_Given task_: Exactly as given, repeat all of the entries.

_Information shown_:
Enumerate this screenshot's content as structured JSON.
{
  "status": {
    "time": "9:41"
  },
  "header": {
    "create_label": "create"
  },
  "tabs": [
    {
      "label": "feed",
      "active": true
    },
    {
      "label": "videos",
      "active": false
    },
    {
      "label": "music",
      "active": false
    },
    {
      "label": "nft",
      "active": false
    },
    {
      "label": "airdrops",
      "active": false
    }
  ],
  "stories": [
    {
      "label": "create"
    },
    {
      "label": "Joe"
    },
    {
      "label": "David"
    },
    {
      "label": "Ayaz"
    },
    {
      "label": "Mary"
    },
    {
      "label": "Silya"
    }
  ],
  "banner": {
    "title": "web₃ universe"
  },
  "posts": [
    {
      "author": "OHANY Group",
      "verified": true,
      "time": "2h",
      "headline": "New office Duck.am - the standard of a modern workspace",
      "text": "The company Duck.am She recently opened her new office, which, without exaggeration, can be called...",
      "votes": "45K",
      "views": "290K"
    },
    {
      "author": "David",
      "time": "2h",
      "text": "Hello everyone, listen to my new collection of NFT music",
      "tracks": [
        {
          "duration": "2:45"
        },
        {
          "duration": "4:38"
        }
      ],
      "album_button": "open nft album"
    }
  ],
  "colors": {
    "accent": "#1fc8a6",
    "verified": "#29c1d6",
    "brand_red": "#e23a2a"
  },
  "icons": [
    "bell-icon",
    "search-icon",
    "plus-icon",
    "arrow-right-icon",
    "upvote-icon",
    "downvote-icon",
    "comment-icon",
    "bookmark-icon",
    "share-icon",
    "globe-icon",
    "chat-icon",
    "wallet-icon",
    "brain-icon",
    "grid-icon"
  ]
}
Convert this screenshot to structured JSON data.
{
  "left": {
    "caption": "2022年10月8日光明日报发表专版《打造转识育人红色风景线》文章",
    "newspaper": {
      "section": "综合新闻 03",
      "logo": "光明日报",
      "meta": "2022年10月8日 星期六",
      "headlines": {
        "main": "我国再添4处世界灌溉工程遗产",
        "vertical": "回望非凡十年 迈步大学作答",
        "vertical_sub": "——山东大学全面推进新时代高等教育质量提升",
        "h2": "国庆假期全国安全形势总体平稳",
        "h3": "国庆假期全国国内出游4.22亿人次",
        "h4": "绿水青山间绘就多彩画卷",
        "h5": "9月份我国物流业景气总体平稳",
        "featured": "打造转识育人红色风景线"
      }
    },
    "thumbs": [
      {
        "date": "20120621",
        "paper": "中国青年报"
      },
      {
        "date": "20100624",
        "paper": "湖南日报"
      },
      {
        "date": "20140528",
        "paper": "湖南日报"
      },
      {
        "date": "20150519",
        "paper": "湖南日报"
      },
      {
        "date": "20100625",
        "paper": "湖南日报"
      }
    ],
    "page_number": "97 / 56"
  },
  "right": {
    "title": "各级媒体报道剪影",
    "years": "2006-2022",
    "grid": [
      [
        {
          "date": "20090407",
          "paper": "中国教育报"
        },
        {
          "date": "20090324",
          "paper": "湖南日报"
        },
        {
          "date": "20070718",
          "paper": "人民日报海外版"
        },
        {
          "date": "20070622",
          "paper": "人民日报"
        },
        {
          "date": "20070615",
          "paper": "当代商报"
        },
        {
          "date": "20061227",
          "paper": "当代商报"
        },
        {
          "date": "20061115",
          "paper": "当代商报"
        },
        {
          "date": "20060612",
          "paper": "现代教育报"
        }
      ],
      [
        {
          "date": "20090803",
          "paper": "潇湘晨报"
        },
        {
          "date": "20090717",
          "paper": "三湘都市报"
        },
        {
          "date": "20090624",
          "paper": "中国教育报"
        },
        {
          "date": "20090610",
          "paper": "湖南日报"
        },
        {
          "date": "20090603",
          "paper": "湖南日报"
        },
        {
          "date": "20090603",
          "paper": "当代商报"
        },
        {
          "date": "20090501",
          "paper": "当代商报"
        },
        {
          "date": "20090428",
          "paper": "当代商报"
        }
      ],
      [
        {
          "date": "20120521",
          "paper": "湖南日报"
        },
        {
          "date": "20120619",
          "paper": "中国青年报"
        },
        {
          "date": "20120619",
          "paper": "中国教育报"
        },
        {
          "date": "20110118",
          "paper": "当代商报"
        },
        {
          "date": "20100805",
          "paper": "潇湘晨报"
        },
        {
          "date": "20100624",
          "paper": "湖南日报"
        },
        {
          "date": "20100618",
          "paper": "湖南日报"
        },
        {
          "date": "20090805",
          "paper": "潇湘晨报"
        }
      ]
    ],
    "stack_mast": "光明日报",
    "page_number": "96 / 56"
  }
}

_Full answer_:
Enumerate this screenshot's content as structured JSON.
{
  "status": {
    "time": "9:41"
  },
  "header": {
    "create_label": "create"
  },
  "tabs": [
    {
      "label": "feed",
      "active": true
    },
    {
      "label": "videos",
      "active": false
    },
    {
      "label": "music",
      "active": false
    },
    {
      "label": "nft",
      "active": false
    },
    {
      "label": "airdrops",
      "active": false
    }
  ],
  "stories": [
    {
      "label": "create"
    },
    {
      "label": "Joe"
    },
    {
      "label": "David"
    },
    {
      "label": "Ayaz"
    },
    {
      "label": "Mary"
    },
    {
      "label": "Silya"
    }
  ],
  "banner": {
    "title": "web₃ universe"
  },
  "posts": [
    {
      "author": "OHANY Group",
      "verified": true,
      "time": "2h",
      "headline": "New office Duck.am - the standard of a modern workspace",
      "text": "The company Duck.am She recently opened her new office, which, without exaggeration, can be called...",
      "votes": "45K",
      "views": "290K"
    },
    {
      "author": "David",
      "time": "2h",
      "text": "Hello everyone, listen to my new collection of NFT music",
      "tracks": [
        {
          "duration": "2:45"
        },
        {
          "duration": "4:38"
        }
      ],
      "album_button": "open nft album"
    }
  ],
  "colors": {
    "accent": "#1fc8a6",
    "verified": "#29c1d6",
    "brand_red": "#e23a2a"
  },
  "icons": [
    "bell-icon",
    "search-icon",
    "plus-icon",
    "arrow-right-icon",
    "upvote-icon",
    "downvote-icon",
    "comment-icon",
    "bookmark-icon",
    "share-icon",
    "globe-icon",
    "chat-icon",
    "wallet-icon",
    "brain-icon",
    "grid-icon"
  ]
}
Convert this screenshot to structured JSON data.
{
  "left": {
    "caption": "2022年10月8日光明日报发表专版《打造转识育人红色风景线》文章",
    "newspaper": {
      "section": "综合新闻 03",
      "logo": "光明日报",
      "meta": "2022年10月8日 星期六",
      "headlines": {
        "main": "我国再添4处世界灌溉工程遗产",
        "vertical": "回望非凡十年 迈步大学作答",
        "vertical_sub": "——山东大学全面推进新时代高等教育质量提升",
        "h2": "国庆假期全国安全形势总体平稳",
        "h3": "国庆假期全国国内出游4.22亿人次",
        "h4": "绿水青山间绘就多彩画卷",
        "h5": "9月份我国物流业景气总体平稳",
        "featured": "打造转识育人红色风景线"
      }
    },
    "thumbs": [
      {
        "date": "20120621",
        "paper": "中国青年报"
      },
      {
        "date": "20100624",
        "paper": "湖南日报"
      },
      {
        "date": "20140528",
        "paper": "湖南日报"
      },
      {
        "date": "20150519",
        "paper": "湖南日报"
      },
      {
        "date": "20100625",
        "paper": "湖南日报"
      }
    ],
    "page_number": "97 / 56"
  },
  "right": {
    "title": "各级媒体报道剪影",
    "years": "2006-2022",
    "grid": [
      [
        {
          "date": "20090407",
          "paper": "中国教育报"
        },
        {
          "date": "20090324",
          "paper": "湖南日报"
        },
        {
          "date": "20070718",
          "paper": "人民日报海外版"
        },
        {
          "date": "20070622",
          "paper": "人民日报"
        },
        {
          "date": "20070615",
          "paper": "当代商报"
        },
        {
          "date": "20061227",
          "paper": "当代商报"
        },
        {
          "date": "20061115",
          "paper": "当代商报"
        },
        {
          "date": "20060612",
          "paper": "现代教育报"
        }
      ],
      [
        {
          "date": "20090803",
          "paper": "潇湘晨报"
        },
        {
          "date": "20090717",
          "paper": "三湘都市报"
        },
        {
          "date": "20090624",
          "paper": "中国教育报"
        },
        {
          "date": "20090610",
          "paper": "湖南日报"
        },
        {
          "date": "20090603",
          "paper": "湖南日报"
        },
        {
          "date": "20090603",
          "paper": "当代商报"
        },
        {
          "date": "20090501",
          "paper": "当代商报"
        },
        {
          "date": "20090428",
          "paper": "当代商报"
        }
      ],
      [
        {
          "date": "20120521",
          "paper": "湖南日报"
        },
        {
          "date": "20120619",
          "paper": "中国青年报"
        },
        {
          "date": "20120619",
          "paper": "中国教育报"
        },
        {
          "date": "20110118",
          "paper": "当代商报"
        },
        {
          "date": "20100805",
          "paper": "潇湘晨报"
        },
        {
          "date": "20100624",
          "paper": "湖南日报"
        },
        {
          "date": "20100618",
          "paper": "湖南日报"
        },
        {
          "date": "20090805",
          "paper": "潇湘晨报"
        }
      ]
    ],
    "stack_mast": "光明日报",
    "page_number": "96 / 56"
  }
}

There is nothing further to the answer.